> Goal of the exercise: Write the data out again exactly, with no pictures.
■ ■ ■
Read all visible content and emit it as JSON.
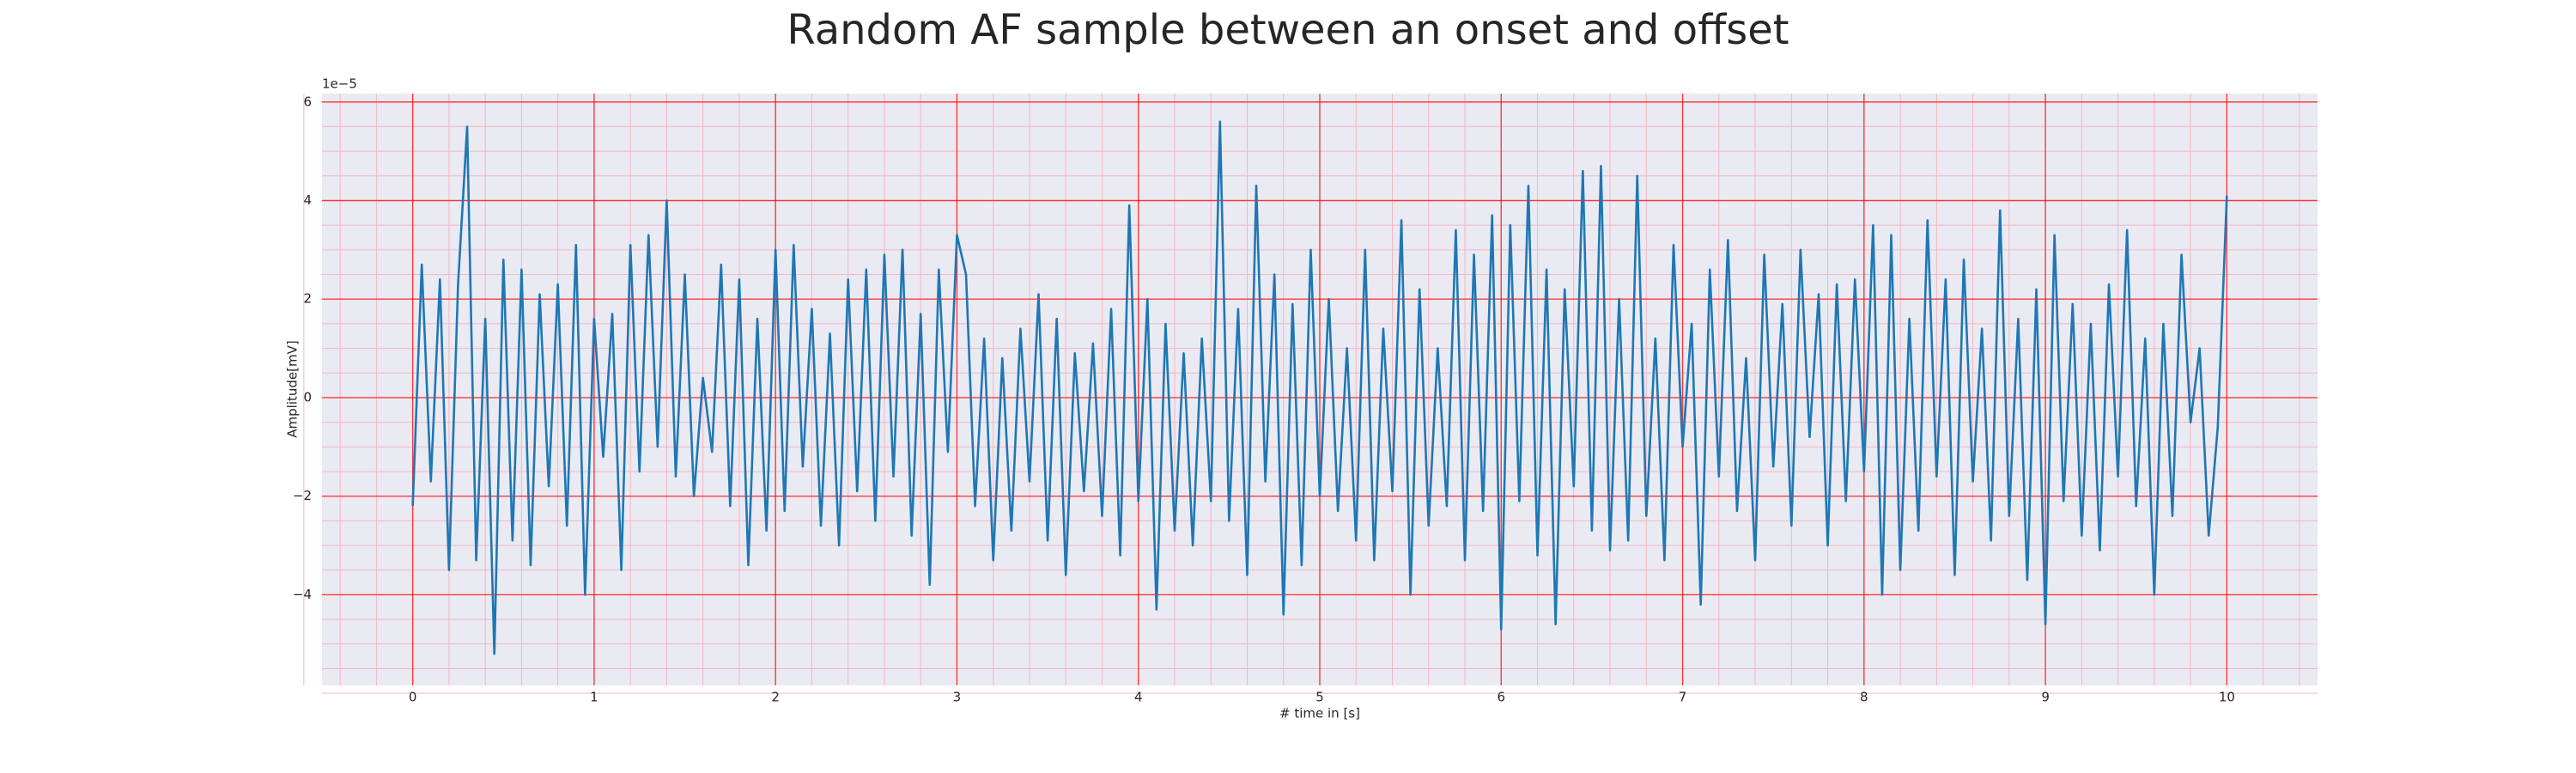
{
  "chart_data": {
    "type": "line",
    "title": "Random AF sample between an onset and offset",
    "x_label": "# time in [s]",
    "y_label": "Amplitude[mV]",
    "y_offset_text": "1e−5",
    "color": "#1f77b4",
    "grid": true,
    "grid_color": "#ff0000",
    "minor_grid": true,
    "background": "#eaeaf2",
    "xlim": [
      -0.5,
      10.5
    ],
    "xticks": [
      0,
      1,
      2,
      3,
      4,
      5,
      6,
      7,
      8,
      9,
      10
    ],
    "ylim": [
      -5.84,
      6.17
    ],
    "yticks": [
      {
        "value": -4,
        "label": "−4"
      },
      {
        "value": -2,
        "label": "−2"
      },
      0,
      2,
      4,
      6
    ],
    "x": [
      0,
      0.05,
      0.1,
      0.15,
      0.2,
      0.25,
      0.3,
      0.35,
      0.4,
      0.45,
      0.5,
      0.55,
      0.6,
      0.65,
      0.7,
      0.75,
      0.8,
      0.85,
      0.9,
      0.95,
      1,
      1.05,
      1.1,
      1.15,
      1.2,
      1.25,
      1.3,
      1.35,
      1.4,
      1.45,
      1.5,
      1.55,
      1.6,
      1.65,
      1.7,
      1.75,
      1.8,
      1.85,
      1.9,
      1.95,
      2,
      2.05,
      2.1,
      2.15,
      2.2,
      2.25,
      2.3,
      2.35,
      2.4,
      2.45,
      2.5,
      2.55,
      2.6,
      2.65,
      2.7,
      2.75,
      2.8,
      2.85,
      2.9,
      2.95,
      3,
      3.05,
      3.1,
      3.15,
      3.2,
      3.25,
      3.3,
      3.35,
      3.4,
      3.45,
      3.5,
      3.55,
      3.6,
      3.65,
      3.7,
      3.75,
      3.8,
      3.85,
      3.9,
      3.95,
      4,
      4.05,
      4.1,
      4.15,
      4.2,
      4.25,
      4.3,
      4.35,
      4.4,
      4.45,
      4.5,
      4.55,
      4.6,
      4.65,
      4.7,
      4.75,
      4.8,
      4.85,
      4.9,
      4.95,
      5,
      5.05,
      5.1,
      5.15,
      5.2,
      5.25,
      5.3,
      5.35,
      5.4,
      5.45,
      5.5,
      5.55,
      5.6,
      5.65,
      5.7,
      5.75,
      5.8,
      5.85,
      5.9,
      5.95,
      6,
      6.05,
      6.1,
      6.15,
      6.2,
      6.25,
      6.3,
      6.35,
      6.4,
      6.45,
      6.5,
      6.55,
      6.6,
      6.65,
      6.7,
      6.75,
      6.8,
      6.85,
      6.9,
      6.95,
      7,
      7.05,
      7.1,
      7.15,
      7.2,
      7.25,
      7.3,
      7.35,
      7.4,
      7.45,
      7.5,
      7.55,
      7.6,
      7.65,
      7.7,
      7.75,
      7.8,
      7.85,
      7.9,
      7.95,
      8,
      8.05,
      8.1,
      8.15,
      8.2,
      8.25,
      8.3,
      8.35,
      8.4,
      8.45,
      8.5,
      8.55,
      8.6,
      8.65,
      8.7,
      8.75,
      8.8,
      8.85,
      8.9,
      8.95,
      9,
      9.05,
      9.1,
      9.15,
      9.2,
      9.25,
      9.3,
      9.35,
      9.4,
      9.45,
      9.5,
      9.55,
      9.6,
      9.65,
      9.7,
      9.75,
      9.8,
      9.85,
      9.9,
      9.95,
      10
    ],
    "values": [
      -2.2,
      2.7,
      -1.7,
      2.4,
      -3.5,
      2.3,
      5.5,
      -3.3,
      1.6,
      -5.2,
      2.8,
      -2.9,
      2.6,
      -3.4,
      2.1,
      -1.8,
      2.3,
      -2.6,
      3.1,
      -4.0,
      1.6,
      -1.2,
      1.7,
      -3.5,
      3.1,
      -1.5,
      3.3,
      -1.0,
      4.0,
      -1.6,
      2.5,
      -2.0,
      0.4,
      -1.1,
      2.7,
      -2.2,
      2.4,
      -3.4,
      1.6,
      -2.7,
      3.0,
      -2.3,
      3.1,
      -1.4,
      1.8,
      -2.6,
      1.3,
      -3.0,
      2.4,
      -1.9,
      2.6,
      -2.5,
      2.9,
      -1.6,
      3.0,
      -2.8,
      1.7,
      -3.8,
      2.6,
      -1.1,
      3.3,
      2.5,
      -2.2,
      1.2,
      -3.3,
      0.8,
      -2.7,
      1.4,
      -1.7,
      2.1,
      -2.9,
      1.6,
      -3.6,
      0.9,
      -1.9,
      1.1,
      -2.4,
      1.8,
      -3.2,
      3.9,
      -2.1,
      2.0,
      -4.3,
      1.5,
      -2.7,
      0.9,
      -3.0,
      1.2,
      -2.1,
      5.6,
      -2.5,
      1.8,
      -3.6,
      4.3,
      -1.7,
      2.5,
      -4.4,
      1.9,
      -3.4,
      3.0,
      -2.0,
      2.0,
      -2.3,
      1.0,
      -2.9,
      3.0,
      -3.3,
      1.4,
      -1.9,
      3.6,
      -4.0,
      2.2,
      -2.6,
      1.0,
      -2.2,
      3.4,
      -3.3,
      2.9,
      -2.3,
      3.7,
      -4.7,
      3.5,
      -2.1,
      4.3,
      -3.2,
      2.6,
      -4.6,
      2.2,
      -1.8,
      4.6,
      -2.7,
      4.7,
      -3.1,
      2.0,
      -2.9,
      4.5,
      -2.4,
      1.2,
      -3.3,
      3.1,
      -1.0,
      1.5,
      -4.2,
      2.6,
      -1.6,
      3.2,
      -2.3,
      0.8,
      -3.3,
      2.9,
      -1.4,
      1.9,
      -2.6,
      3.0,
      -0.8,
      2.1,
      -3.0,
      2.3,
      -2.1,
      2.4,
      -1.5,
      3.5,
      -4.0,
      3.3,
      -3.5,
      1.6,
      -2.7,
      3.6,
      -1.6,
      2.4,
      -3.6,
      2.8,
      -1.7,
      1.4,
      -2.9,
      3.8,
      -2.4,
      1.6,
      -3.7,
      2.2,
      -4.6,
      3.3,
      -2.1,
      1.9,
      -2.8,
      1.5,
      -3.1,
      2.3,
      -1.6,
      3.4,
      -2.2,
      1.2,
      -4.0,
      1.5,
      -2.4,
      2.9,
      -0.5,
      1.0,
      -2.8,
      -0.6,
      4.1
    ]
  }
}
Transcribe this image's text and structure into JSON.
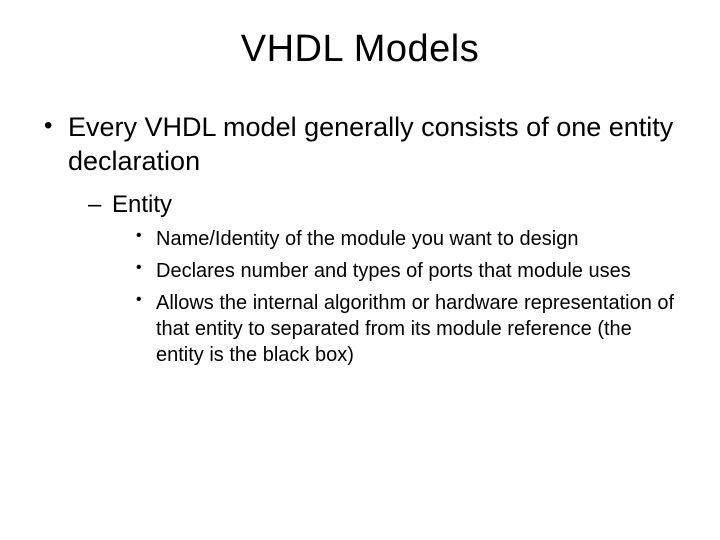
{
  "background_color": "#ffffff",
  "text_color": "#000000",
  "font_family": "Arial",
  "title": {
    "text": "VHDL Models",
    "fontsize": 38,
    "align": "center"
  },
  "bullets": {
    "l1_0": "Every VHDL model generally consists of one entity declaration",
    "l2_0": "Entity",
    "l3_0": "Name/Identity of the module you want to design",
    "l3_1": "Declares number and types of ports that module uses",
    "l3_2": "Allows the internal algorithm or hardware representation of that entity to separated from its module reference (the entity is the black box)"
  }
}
■ ■ ■
> Response:
Read all visible content and emit it as JSON.
{
  "chart_data": {
    "type": "line",
    "title": "Random AF sample between an onset and offset",
    "x_label": "# time in [s]",
    "y_label": "Amplitude[mV]",
    "y_offset_text": "1e−5",
    "color": "#1f77b4",
    "grid": true,
    "grid_color": "#ff0000",
    "minor_grid": true,
    "background": "#eaeaf2",
    "xlim": [
      -0.5,
      10.5
    ],
    "xticks": [
      0,
      1,
      2,
      3,
      4,
      5,
      6,
      7,
      8,
      9,
      10
    ],
    "ylim": [
      -5.84,
      6.17
    ],
    "yticks": [
      {
        "value": -4,
        "label": "−4"
      },
      {
        "value": -2,
        "label": "−2"
      },
      0,
      2,
      4,
      6
    ],
    "x": [
      0,
      0.05,
      0.1,
      0.15,
      0.2,
      0.25,
      0.3,
      0.35,
      0.4,
      0.45,
      0.5,
      0.55,
      0.6,
      0.65,
      0.7,
      0.75,
      0.8,
      0.85,
      0.9,
      0.95,
      1,
      1.05,
      1.1,
      1.15,
      1.2,
      1.25,
      1.3,
      1.35,
      1.4,
      1.45,
      1.5,
      1.55,
      1.6,
      1.65,
      1.7,
      1.75,
      1.8,
      1.85,
      1.9,
      1.95,
      2,
      2.05,
      2.1,
      2.15,
      2.2,
      2.25,
      2.3,
      2.35,
      2.4,
      2.45,
      2.5,
      2.55,
      2.6,
      2.65,
      2.7,
      2.75,
      2.8,
      2.85,
      2.9,
      2.95,
      3,
      3.05,
      3.1,
      3.15,
      3.2,
      3.25,
      3.3,
      3.35,
      3.4,
      3.45,
      3.5,
      3.55,
      3.6,
      3.65,
      3.7,
      3.75,
      3.8,
      3.85,
      3.9,
      3.95,
      4,
      4.05,
      4.1,
      4.15,
      4.2,
      4.25,
      4.3,
      4.35,
      4.4,
      4.45,
      4.5,
      4.55,
      4.6,
      4.65,
      4.7,
      4.75,
      4.8,
      4.85,
      4.9,
      4.95,
      5,
      5.05,
      5.1,
      5.15,
      5.2,
      5.25,
      5.3,
      5.35,
      5.4,
      5.45,
      5.5,
      5.55,
      5.6,
      5.65,
      5.7,
      5.75,
      5.8,
      5.85,
      5.9,
      5.95,
      6,
      6.05,
      6.1,
      6.15,
      6.2,
      6.25,
      6.3,
      6.35,
      6.4,
      6.45,
      6.5,
      6.55,
      6.6,
      6.65,
      6.7,
      6.75,
      6.8,
      6.85,
      6.9,
      6.95,
      7,
      7.05,
      7.1,
      7.15,
      7.2,
      7.25,
      7.3,
      7.35,
      7.4,
      7.45,
      7.5,
      7.55,
      7.6,
      7.65,
      7.7,
      7.75,
      7.8,
      7.85,
      7.9,
      7.95,
      8,
      8.05,
      8.1,
      8.15,
      8.2,
      8.25,
      8.3,
      8.35,
      8.4,
      8.45,
      8.5,
      8.55,
      8.6,
      8.65,
      8.7,
      8.75,
      8.8,
      8.85,
      8.9,
      8.95,
      9,
      9.05,
      9.1,
      9.15,
      9.2,
      9.25,
      9.3,
      9.35,
      9.4,
      9.45,
      9.5,
      9.55,
      9.6,
      9.65,
      9.7,
      9.75,
      9.8,
      9.85,
      9.9,
      9.95,
      10
    ],
    "values": [
      -2.2,
      2.7,
      -1.7,
      2.4,
      -3.5,
      2.3,
      5.5,
      -3.3,
      1.6,
      -5.2,
      2.8,
      -2.9,
      2.6,
      -3.4,
      2.1,
      -1.8,
      2.3,
      -2.6,
      3.1,
      -4.0,
      1.6,
      -1.2,
      1.7,
      -3.5,
      3.1,
      -1.5,
      3.3,
      -1.0,
      4.0,
      -1.6,
      2.5,
      -2.0,
      0.4,
      -1.1,
      2.7,
      -2.2,
      2.4,
      -3.4,
      1.6,
      -2.7,
      3.0,
      -2.3,
      3.1,
      -1.4,
      1.8,
      -2.6,
      1.3,
      -3.0,
      2.4,
      -1.9,
      2.6,
      -2.5,
      2.9,
      -1.6,
      3.0,
      -2.8,
      1.7,
      -3.8,
      2.6,
      -1.1,
      3.3,
      2.5,
      -2.2,
      1.2,
      -3.3,
      0.8,
      -2.7,
      1.4,
      -1.7,
      2.1,
      -2.9,
      1.6,
      -3.6,
      0.9,
      -1.9,
      1.1,
      -2.4,
      1.8,
      -3.2,
      3.9,
      -2.1,
      2.0,
      -4.3,
      1.5,
      -2.7,
      0.9,
      -3.0,
      1.2,
      -2.1,
      5.6,
      -2.5,
      1.8,
      -3.6,
      4.3,
      -1.7,
      2.5,
      -4.4,
      1.9,
      -3.4,
      3.0,
      -2.0,
      2.0,
      -2.3,
      1.0,
      -2.9,
      3.0,
      -3.3,
      1.4,
      -1.9,
      3.6,
      -4.0,
      2.2,
      -2.6,
      1.0,
      -2.2,
      3.4,
      -3.3,
      2.9,
      -2.3,
      3.7,
      -4.7,
      3.5,
      -2.1,
      4.3,
      -3.2,
      2.6,
      -4.6,
      2.2,
      -1.8,
      4.6,
      -2.7,
      4.7,
      -3.1,
      2.0,
      -2.9,
      4.5,
      -2.4,
      1.2,
      -3.3,
      3.1,
      -1.0,
      1.5,
      -4.2,
      2.6,
      -1.6,
      3.2,
      -2.3,
      0.8,
      -3.3,
      2.9,
      -1.4,
      1.9,
      -2.6,
      3.0,
      -0.8,
      2.1,
      -3.0,
      2.3,
      -2.1,
      2.4,
      -1.5,
      3.5,
      -4.0,
      3.3,
      -3.5,
      1.6,
      -2.7,
      3.6,
      -1.6,
      2.4,
      -3.6,
      2.8,
      -1.7,
      1.4,
      -2.9,
      3.8,
      -2.4,
      1.6,
      -3.7,
      2.2,
      -4.6,
      3.3,
      -2.1,
      1.9,
      -2.8,
      1.5,
      -3.1,
      2.3,
      -1.6,
      3.4,
      -2.2,
      1.2,
      -4.0,
      1.5,
      -2.4,
      2.9,
      -0.5,
      1.0,
      -2.8,
      -0.6,
      4.1
    ]
  }
}
Transcribe this image's text and structure into JSON.
{
  "background_color": "#ffffff",
  "text_color": "#000000",
  "font_family": "Arial",
  "title": {
    "text": "VHDL Models",
    "fontsize": 38,
    "align": "center"
  },
  "bullets": {
    "l1_0": "Every VHDL model generally consists of one entity declaration",
    "l2_0": "Entity",
    "l3_0": "Name/Identity of the module you want to design",
    "l3_1": "Declares number and types of ports that module uses",
    "l3_2": "Allows the internal algorithm or hardware representation of that entity to separated from its module reference (the entity is the black box)"
  }
}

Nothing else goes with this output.